Job »
Return all entries precisely as they stand, without the images.

Input rows »
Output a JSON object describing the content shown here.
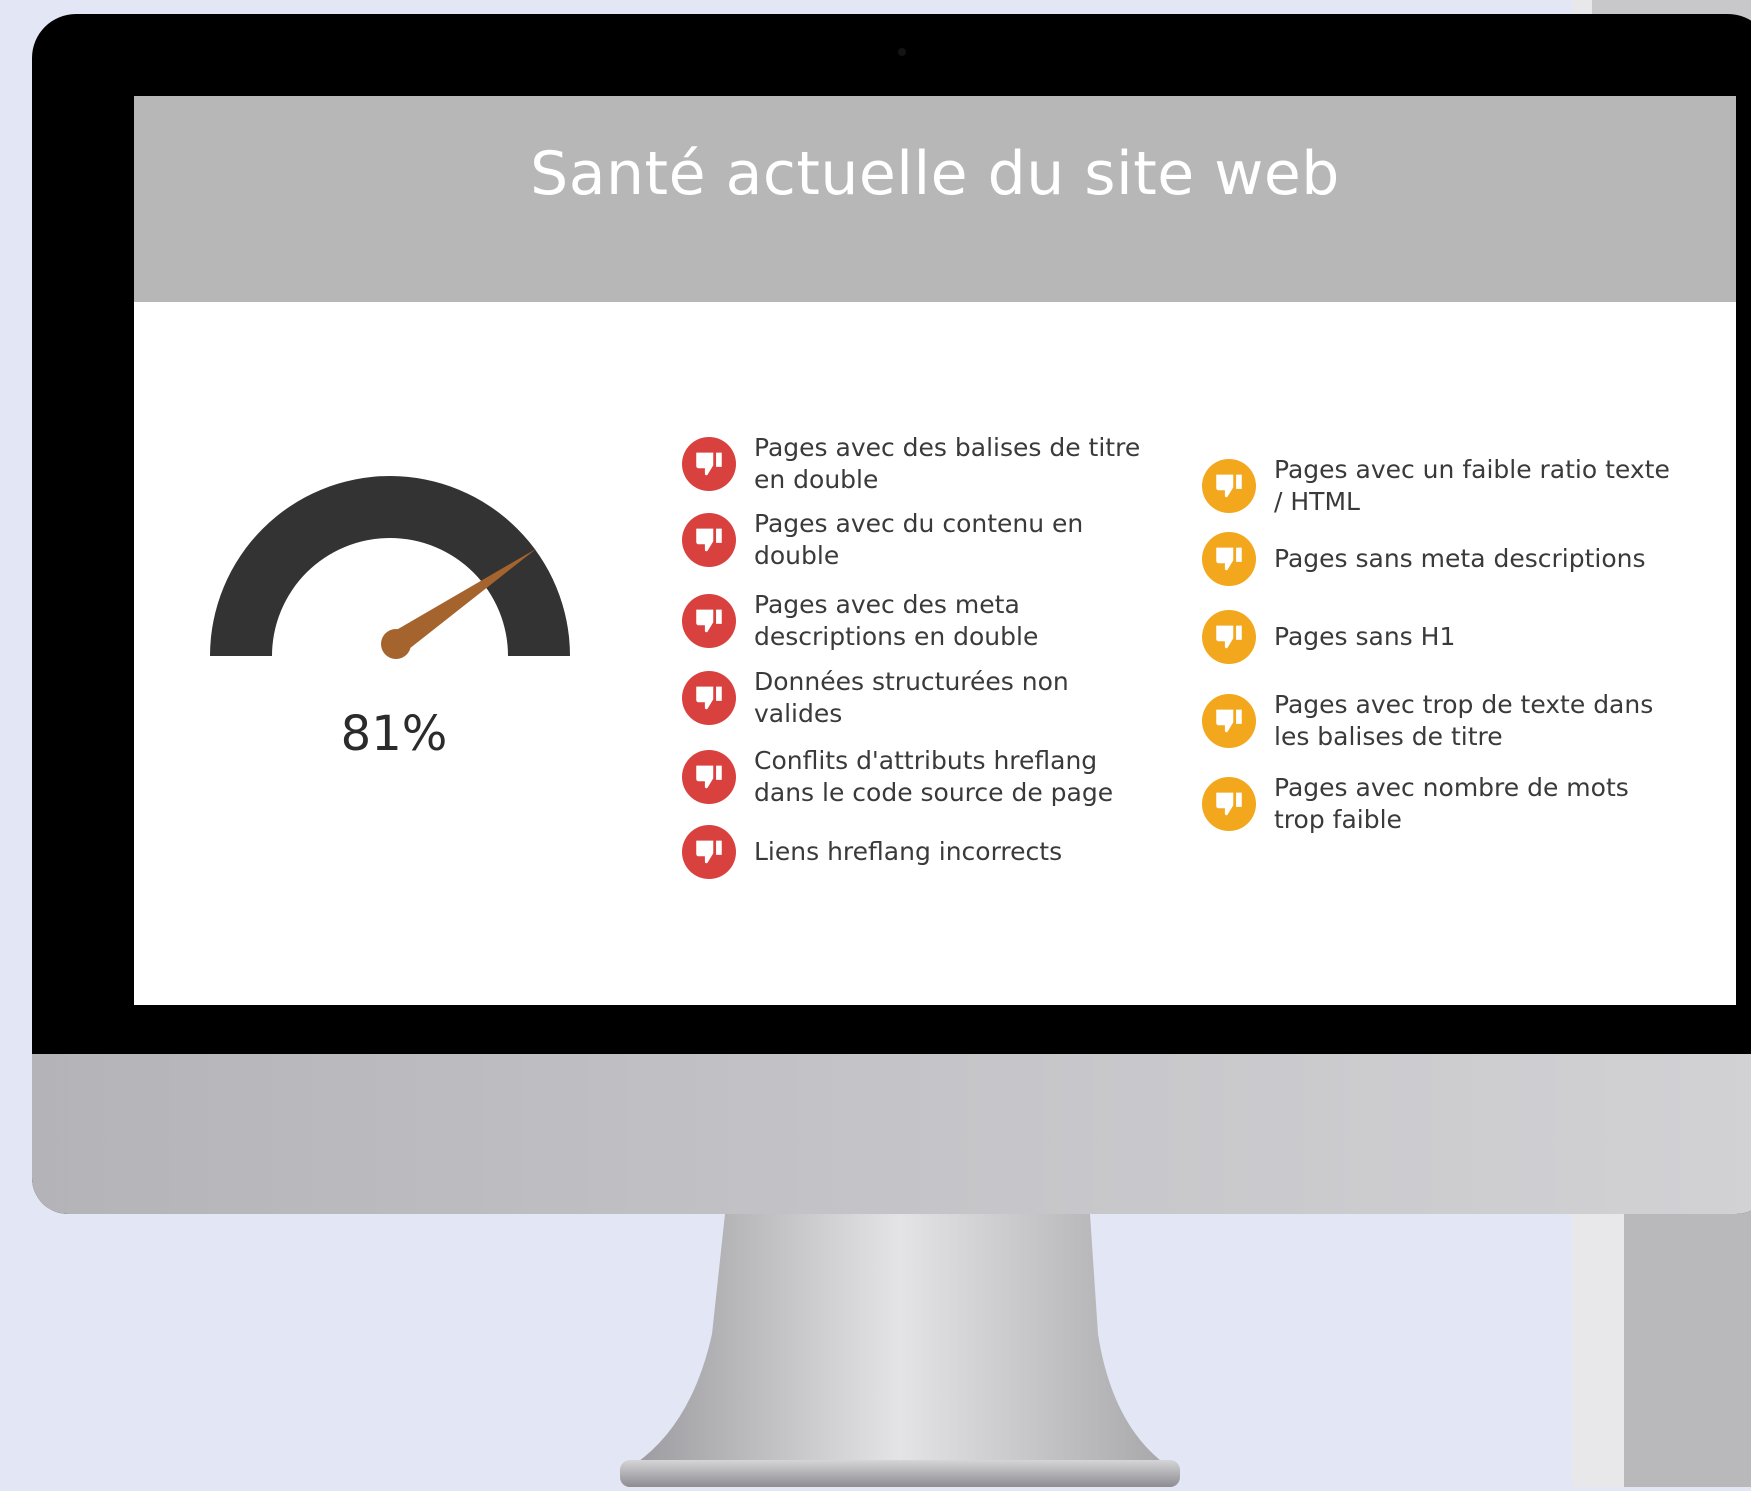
{
  "screen": {
    "title": "Santé actuelle du site web"
  },
  "health": {
    "score_text": "81%",
    "score": 81
  },
  "issues_errors": [
    {
      "label": "Pages avec des balises de titre en double",
      "icon": "thumbs-down-icon"
    },
    {
      "label": "Pages avec du contenu en double",
      "icon": "thumbs-down-icon"
    },
    {
      "label": "Pages avec des meta descriptions en double",
      "icon": "thumbs-down-icon"
    },
    {
      "label": "Données structurées non valides",
      "icon": "thumbs-down-icon"
    },
    {
      "label": "Conflits d'attributs hreflang dans le code source de page",
      "icon": "thumbs-down-icon"
    },
    {
      "label": "Liens hreflang incorrects",
      "icon": "thumbs-down-icon"
    }
  ],
  "issues_warnings": [
    {
      "label": "Pages avec un faible ratio texte / HTML",
      "icon": "thumbs-down-icon"
    },
    {
      "label": "Pages sans meta descriptions",
      "icon": "thumbs-down-icon"
    },
    {
      "label": "Pages sans H1",
      "icon": "thumbs-down-icon"
    },
    {
      "label": "Pages avec trop de texte dans les balises de titre",
      "icon": "thumbs-down-icon"
    },
    {
      "label": "Pages avec nombre de mots trop faible",
      "icon": "thumbs-down-icon"
    }
  ],
  "colors": {
    "error": "#d9413f",
    "warning": "#f2a71c",
    "gauge_arc": "#333333",
    "gauge_needle": "#a5642e",
    "header_bg": "#b7b7b7"
  }
}
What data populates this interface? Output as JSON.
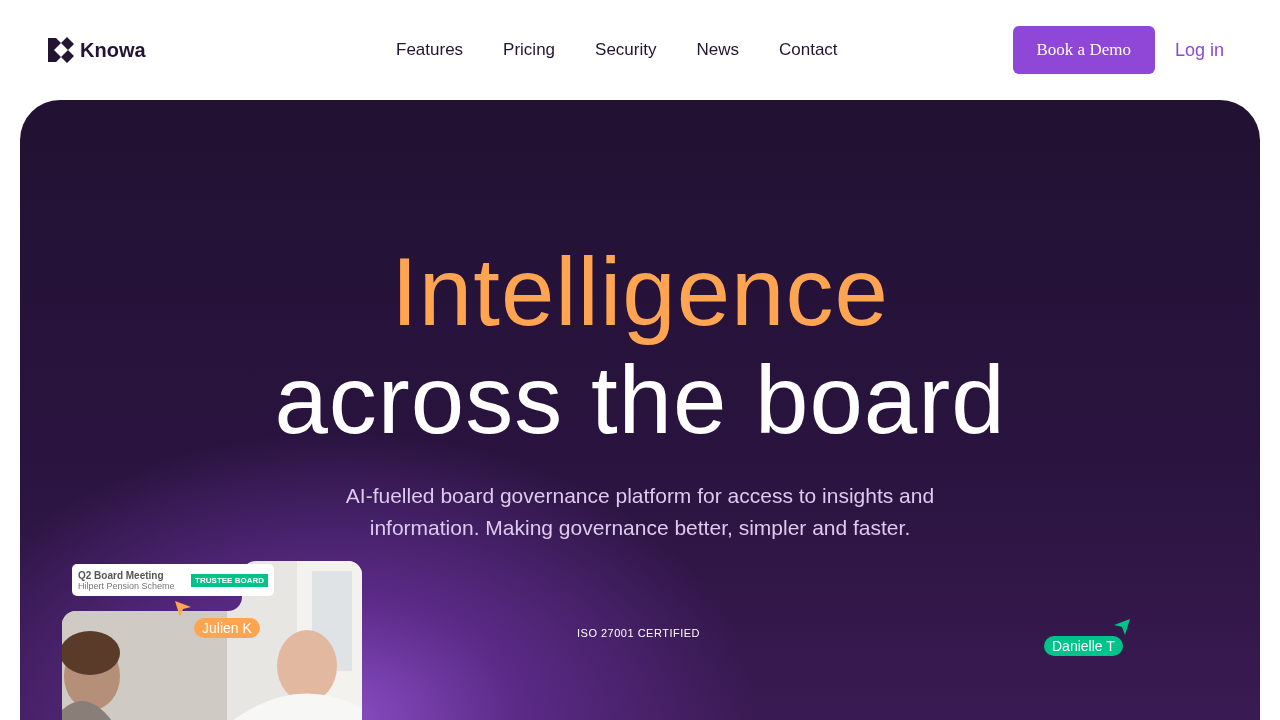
{
  "logo": {
    "name": "Knowa"
  },
  "nav": {
    "links": [
      "Features",
      "Pricing",
      "Security",
      "News",
      "Contact"
    ],
    "cta": "Book a Demo",
    "login": "Log in"
  },
  "hero": {
    "title_highlight": "Intelligence",
    "title_rest": "across the board",
    "subtitle": "AI-fuelled board governance platform for access to insights and information. Making governance better, simpler and faster.",
    "certification": "ISO 27001 CERTIFIED"
  },
  "meeting_card": {
    "title": "Q2 Board Meeting",
    "subtitle": "Hilpert Pension Scheme",
    "tag": {
      "label": "TRUSTEE BOARD",
      "color": "#00c389"
    }
  },
  "cursors": [
    {
      "name": "Julien K",
      "color": "#ffa552"
    },
    {
      "name": "Danielle T",
      "color": "#00c389"
    }
  ]
}
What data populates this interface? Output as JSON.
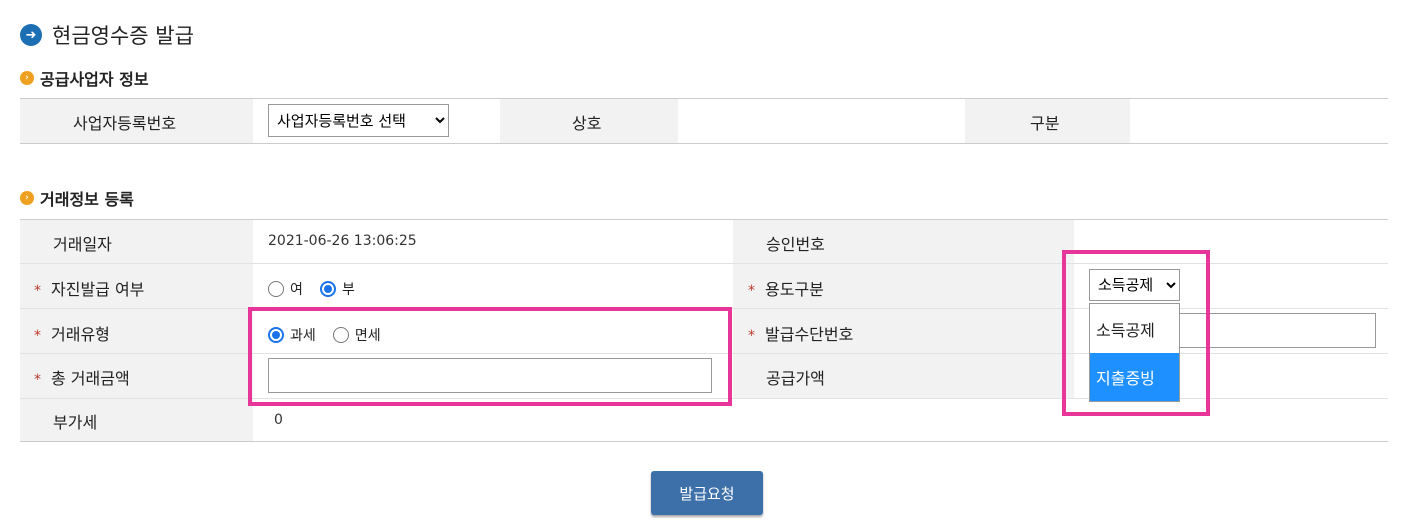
{
  "page": {
    "title": "현금영수증 발급"
  },
  "supplier": {
    "section_title": "공급사업자 정보",
    "reg_no_label": "사업자등록번호",
    "reg_no_select": "사업자등록번호 선택",
    "company_label": "상호",
    "company_value": "",
    "category_label": "구분",
    "category_value": ""
  },
  "transaction": {
    "section_title": "거래정보 등록",
    "date_label": "거래일자",
    "date_value": "2021-06-26 13:06:25",
    "approval_label": "승인번호",
    "self_issue_label": "자진발급 여부",
    "self_issue_options": [
      "여",
      "부"
    ],
    "self_issue_selected": "부",
    "purpose_label": "용도구분",
    "purpose_selected": "소득공제",
    "purpose_options": [
      "소득공제",
      "지출증빙"
    ],
    "purpose_highlighted": "지출증빙",
    "type_label": "거래유형",
    "type_options": [
      "과세",
      "면세"
    ],
    "type_selected": "과세",
    "issue_no_label": "발급수단번호",
    "total_label": "총 거래금액",
    "total_value": "",
    "supply_label": "공급가액",
    "vat_label": "부가세",
    "vat_value": "0"
  },
  "submit": {
    "label": "발급요청"
  },
  "colors": {
    "highlight_box": "#e8359a",
    "button": "#3d6fa8",
    "required_mark": "#c0392b"
  }
}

Task output »
Output a JSON object describing the content shown here.
{
  "screen": {
    "title": "Santé actuelle du site web"
  },
  "health": {
    "score_text": "81%",
    "score": 81
  },
  "issues_errors": [
    {
      "label": "Pages avec des balises de titre en double",
      "icon": "thumbs-down-icon"
    },
    {
      "label": "Pages avec du contenu en double",
      "icon": "thumbs-down-icon"
    },
    {
      "label": "Pages avec des meta descriptions en double",
      "icon": "thumbs-down-icon"
    },
    {
      "label": "Données structurées non valides",
      "icon": "thumbs-down-icon"
    },
    {
      "label": "Conflits d'attributs hreflang dans le code source de page",
      "icon": "thumbs-down-icon"
    },
    {
      "label": "Liens hreflang incorrects",
      "icon": "thumbs-down-icon"
    }
  ],
  "issues_warnings": [
    {
      "label": "Pages avec un faible ratio texte / HTML",
      "icon": "thumbs-down-icon"
    },
    {
      "label": "Pages sans meta descriptions",
      "icon": "thumbs-down-icon"
    },
    {
      "label": "Pages sans H1",
      "icon": "thumbs-down-icon"
    },
    {
      "label": "Pages avec trop de texte dans les balises de titre",
      "icon": "thumbs-down-icon"
    },
    {
      "label": "Pages avec nombre de mots trop faible",
      "icon": "thumbs-down-icon"
    }
  ],
  "colors": {
    "error": "#d9413f",
    "warning": "#f2a71c",
    "gauge_arc": "#333333",
    "gauge_needle": "#a5642e",
    "header_bg": "#b7b7b7"
  }
}
What data populates this interface? Output as JSON.
{
  "logo": {
    "name": "Knowa"
  },
  "nav": {
    "links": [
      "Features",
      "Pricing",
      "Security",
      "News",
      "Contact"
    ],
    "cta": "Book a Demo",
    "login": "Log in"
  },
  "hero": {
    "title_highlight": "Intelligence",
    "title_rest": "across the board",
    "subtitle": "AI-fuelled board governance platform for access to insights and information. Making governance better, simpler and faster.",
    "certification": "ISO 27001 CERTIFIED"
  },
  "meeting_card": {
    "title": "Q2 Board Meeting",
    "subtitle": "Hilpert Pension Scheme",
    "tag": {
      "label": "TRUSTEE BOARD",
      "color": "#00c389"
    }
  },
  "cursors": [
    {
      "name": "Julien K",
      "color": "#ffa552"
    },
    {
      "name": "Danielle T",
      "color": "#00c389"
    }
  ]
}
What data populates this interface? Output as JSON.
{
  "page": {
    "title": "현금영수증 발급"
  },
  "supplier": {
    "section_title": "공급사업자 정보",
    "reg_no_label": "사업자등록번호",
    "reg_no_select": "사업자등록번호 선택",
    "company_label": "상호",
    "company_value": "",
    "category_label": "구분",
    "category_value": ""
  },
  "transaction": {
    "section_title": "거래정보 등록",
    "date_label": "거래일자",
    "date_value": "2021-06-26 13:06:25",
    "approval_label": "승인번호",
    "self_issue_label": "자진발급 여부",
    "self_issue_options": [
      "여",
      "부"
    ],
    "self_issue_selected": "부",
    "purpose_label": "용도구분",
    "purpose_selected": "소득공제",
    "purpose_options": [
      "소득공제",
      "지출증빙"
    ],
    "purpose_highlighted": "지출증빙",
    "type_label": "거래유형",
    "type_options": [
      "과세",
      "면세"
    ],
    "type_selected": "과세",
    "issue_no_label": "발급수단번호",
    "total_label": "총 거래금액",
    "total_value": "",
    "supply_label": "공급가액",
    "vat_label": "부가세",
    "vat_value": "0"
  },
  "submit": {
    "label": "발급요청"
  },
  "colors": {
    "highlight_box": "#e8359a",
    "button": "#3d6fa8",
    "required_mark": "#c0392b"
  }
}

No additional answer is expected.